Copy out every record below with complete accuracy.

§ **RECORDS SHOWN**

########################################

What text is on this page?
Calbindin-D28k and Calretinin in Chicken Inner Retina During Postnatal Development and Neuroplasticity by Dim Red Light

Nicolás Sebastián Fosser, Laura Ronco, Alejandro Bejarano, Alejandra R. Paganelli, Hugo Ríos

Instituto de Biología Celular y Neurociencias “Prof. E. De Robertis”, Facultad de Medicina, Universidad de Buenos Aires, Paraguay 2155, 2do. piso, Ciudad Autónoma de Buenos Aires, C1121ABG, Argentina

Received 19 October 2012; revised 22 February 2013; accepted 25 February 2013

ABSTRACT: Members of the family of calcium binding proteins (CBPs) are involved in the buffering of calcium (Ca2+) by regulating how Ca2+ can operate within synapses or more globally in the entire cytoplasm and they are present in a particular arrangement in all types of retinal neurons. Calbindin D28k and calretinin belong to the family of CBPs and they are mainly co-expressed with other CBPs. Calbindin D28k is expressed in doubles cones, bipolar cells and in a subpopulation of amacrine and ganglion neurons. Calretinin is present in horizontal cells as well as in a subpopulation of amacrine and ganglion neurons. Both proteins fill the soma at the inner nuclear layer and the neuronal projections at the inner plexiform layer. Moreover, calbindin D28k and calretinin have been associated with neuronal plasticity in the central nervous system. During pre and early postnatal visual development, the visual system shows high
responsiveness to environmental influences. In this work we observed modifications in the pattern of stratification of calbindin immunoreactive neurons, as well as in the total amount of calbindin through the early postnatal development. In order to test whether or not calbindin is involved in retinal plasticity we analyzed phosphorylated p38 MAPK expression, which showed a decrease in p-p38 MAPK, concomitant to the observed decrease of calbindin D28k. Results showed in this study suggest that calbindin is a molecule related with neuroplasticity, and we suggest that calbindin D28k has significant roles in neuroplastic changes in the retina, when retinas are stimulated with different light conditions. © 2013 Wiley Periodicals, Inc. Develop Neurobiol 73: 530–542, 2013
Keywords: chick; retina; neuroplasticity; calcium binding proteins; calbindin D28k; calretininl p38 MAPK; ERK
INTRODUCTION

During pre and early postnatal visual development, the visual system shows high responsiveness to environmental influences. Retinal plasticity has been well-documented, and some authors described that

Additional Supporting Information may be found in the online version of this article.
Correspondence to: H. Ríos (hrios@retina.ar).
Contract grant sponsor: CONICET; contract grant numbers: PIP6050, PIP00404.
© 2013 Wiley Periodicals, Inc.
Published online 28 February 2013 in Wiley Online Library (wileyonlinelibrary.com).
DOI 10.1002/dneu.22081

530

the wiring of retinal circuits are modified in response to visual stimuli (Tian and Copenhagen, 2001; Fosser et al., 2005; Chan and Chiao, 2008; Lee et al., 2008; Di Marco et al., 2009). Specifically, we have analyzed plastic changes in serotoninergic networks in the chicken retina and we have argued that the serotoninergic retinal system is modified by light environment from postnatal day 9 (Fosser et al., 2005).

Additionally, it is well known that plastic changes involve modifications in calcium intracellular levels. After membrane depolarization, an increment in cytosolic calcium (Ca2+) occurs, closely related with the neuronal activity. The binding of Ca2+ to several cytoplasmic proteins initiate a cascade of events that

########################################

§ **ANSWER TO THE PROBLEM**
What text is on this page?
Calbindin-D28k and Calretinin in Chicken Inner Retina During Postnatal Development and Neuroplasticity by Dim Red Light

Nicolás Sebastián Fosser, Laura Ronco, Alejandro Bejarano, Alejandra R. Paganelli, Hugo Ríos

Instituto de Biología Celular y Neurociencias “Prof. E. De Robertis”, Facultad de Medicina, Universidad de Buenos Aires, Paraguay 2155, 2do. piso, Ciudad Autónoma de Buenos Aires, C1121ABG, Argentina

Received 19 October 2012; revised 22 February 2013; accepted 25 February 2013

ABSTRACT: Members of the family of calcium binding proteins (CBPs) are involved in the buffering of calcium (Ca2+) by regulating how Ca2+ can operate within synapses or more globally in the entire cytoplasm and they are present in a particular arrangement in all types of retinal neurons. Calbindin D28k and calretinin belong to the family of CBPs and they are mainly co-expressed with other CBPs. Calbindin D28k is expressed in doubles cones, bipolar cells and in a subpopulation of amacrine and ganglion neurons. Calretinin is present in horizontal cells as well as in a subpopulation of amacrine and ganglion neurons. Both proteins fill the soma at the inner nuclear layer and the neuronal projections at the inner plexiform layer. Moreover, calbindin D28k and calretinin have been associated with neuronal plasticity in the central nervous system. During pre and early postnatal visual development, the visual system shows high
responsiveness to environmental influences. In this work we observed modifications in the pattern of stratification of calbindin immunoreactive neurons, as well as in the total amount of calbindin through the early postnatal development. In order to test whether or not calbindin is involved in retinal plasticity we analyzed phosphorylated p38 MAPK expression, which showed a decrease in p-p38 MAPK, concomitant to the observed decrease of calbindin D28k. Results showed in this study suggest that calbindin is a molecule related with neuroplasticity, and we suggest that calbindin D28k has significant roles in neuroplastic changes in the retina, when retinas are stimulated with different light conditions. © 2013 Wiley Periodicals, Inc. Develop Neurobiol 73: 530–542, 2013
Keywords: chick; retina; neuroplasticity; calcium binding proteins; calbindin D28k; calretininl p38 MAPK; ERK
INTRODUCTION

During pre and early postnatal visual development, the visual system shows high responsiveness to environmental influences. Retinal plasticity has been well-documented, and some authors described that

Additional Supporting Information may be found in the online version of this article.
Correspondence to: H. Ríos (hrios@retina.ar).
Contract grant sponsor: CONICET; contract grant numbers: PIP6050, PIP00404.
© 2013 Wiley Periodicals, Inc.
Published online 28 February 2013 in Wiley Online Library (wileyonlinelibrary.com).
DOI 10.1002/dneu.22081

530

the wiring of retinal circuits are modified in response to visual stimuli (Tian and Copenhagen, 2001; Fosser et al., 2005; Chan and Chiao, 2008; Lee et al., 2008; Di Marco et al., 2009). Specifically, we have analyzed plastic changes in serotoninergic networks in the chicken retina and we have argued that the serotoninergic retinal system is modified by light environment from postnatal day 9 (Fosser et al., 2005).

Additionally, it is well known that plastic changes involve modifications in calcium intracellular levels. After membrane depolarization, an increment in cytosolic calcium (Ca2+) occurs, closely related with the neuronal activity. The binding of Ca2+ to several cytoplasmic proteins initiate a cascade of events that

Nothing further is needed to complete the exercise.